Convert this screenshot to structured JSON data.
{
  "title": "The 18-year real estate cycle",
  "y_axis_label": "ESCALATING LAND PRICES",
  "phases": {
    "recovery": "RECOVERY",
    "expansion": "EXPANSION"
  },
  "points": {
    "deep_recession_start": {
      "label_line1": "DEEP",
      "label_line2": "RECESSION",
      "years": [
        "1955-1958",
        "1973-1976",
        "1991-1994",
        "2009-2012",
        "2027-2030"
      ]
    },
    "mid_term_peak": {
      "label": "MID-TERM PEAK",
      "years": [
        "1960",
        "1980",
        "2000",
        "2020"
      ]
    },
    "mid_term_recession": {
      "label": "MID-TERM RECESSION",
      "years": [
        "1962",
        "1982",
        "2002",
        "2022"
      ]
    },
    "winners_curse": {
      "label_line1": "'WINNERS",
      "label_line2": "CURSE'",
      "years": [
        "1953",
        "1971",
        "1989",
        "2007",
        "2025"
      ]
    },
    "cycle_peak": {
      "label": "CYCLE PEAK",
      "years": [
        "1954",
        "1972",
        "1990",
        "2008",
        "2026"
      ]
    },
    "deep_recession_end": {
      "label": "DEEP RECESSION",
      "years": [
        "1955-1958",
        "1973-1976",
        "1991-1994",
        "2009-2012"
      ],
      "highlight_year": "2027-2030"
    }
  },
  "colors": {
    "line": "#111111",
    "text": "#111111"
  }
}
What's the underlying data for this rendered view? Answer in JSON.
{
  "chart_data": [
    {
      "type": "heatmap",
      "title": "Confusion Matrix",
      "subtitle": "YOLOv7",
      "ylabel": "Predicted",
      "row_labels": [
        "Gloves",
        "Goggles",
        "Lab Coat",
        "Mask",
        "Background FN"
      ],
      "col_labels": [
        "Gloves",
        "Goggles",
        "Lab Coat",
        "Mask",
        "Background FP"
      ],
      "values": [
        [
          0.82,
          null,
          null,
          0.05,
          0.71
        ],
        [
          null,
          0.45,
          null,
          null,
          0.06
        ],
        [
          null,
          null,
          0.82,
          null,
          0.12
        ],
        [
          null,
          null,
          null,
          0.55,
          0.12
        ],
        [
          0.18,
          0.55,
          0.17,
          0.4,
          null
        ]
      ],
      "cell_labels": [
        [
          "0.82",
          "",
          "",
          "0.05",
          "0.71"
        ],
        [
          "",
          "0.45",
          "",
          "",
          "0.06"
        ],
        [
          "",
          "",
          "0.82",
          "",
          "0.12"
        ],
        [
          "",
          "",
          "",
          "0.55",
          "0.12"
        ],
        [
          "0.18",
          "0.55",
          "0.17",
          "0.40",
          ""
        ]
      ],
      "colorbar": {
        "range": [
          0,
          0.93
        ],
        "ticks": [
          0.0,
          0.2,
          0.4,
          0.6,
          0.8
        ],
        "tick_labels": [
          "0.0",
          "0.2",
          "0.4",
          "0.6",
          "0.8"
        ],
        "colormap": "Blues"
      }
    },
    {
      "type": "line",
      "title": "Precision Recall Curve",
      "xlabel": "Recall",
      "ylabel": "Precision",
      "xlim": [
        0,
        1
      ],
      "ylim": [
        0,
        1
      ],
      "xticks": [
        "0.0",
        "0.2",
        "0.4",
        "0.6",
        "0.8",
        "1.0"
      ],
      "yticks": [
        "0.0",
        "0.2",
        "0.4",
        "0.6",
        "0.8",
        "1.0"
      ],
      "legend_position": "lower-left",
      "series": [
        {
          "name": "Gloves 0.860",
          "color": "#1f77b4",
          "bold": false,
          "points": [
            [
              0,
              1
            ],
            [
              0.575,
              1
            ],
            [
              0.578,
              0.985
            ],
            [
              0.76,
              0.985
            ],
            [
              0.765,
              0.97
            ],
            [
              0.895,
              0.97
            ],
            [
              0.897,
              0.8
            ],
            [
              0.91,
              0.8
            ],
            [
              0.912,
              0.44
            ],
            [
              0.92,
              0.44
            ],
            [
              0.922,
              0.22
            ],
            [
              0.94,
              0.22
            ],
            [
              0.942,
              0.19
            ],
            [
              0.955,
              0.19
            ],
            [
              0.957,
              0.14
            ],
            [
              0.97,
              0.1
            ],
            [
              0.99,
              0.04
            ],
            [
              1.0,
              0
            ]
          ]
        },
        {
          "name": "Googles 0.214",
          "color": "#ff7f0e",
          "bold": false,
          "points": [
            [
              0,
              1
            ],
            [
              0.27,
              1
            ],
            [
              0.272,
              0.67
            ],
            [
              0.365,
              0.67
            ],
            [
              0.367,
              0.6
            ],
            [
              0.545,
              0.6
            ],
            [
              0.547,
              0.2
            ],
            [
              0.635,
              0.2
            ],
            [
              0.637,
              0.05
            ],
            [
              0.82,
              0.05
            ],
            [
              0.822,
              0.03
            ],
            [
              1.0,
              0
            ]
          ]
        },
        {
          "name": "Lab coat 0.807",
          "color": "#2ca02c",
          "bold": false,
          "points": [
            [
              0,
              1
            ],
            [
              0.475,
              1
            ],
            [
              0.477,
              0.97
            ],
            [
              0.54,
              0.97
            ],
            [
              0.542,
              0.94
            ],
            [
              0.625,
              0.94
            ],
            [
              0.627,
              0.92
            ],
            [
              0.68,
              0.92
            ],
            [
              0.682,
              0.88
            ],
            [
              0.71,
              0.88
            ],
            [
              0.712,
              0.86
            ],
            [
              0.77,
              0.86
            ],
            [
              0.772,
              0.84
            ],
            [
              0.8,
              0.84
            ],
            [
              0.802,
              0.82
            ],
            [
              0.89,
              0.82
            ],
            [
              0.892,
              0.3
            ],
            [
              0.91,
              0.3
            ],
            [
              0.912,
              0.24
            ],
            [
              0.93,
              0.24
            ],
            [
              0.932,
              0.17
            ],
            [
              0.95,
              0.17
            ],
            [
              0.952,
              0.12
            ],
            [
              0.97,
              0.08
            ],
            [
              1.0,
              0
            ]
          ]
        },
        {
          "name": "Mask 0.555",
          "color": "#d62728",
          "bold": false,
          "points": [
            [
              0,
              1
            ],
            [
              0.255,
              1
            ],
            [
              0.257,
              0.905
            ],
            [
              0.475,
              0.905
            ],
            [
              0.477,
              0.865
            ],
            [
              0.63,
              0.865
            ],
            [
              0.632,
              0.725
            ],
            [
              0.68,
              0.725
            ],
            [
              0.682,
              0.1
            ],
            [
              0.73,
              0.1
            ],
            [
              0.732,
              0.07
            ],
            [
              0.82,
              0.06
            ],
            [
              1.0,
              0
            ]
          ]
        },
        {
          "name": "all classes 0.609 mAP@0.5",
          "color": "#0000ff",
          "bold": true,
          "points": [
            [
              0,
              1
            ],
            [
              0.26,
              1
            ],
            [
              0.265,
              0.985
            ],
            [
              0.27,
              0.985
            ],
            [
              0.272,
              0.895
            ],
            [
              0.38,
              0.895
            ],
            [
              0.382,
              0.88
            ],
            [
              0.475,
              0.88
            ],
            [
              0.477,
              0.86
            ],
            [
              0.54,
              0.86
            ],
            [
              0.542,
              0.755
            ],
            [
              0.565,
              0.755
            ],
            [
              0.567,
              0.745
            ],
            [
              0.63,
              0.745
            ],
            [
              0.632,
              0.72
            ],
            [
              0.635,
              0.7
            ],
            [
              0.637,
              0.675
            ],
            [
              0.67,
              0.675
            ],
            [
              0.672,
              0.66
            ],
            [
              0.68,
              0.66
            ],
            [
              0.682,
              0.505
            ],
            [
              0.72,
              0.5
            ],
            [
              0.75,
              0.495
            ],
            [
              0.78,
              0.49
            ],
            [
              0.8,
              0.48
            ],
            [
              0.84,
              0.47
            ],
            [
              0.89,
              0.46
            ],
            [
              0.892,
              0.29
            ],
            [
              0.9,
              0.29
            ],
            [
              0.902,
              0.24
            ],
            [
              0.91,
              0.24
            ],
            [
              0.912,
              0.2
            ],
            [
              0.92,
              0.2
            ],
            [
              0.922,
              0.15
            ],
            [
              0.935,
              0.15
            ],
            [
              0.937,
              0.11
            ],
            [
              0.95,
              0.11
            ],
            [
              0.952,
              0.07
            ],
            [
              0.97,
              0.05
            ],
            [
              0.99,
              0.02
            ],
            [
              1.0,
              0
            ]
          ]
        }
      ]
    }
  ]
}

***

- [Prompt] Copy all lines from the material that include "ylabel".

- [Written response]
      "ylabel": "Predicted",
      "ylabel": "Precision",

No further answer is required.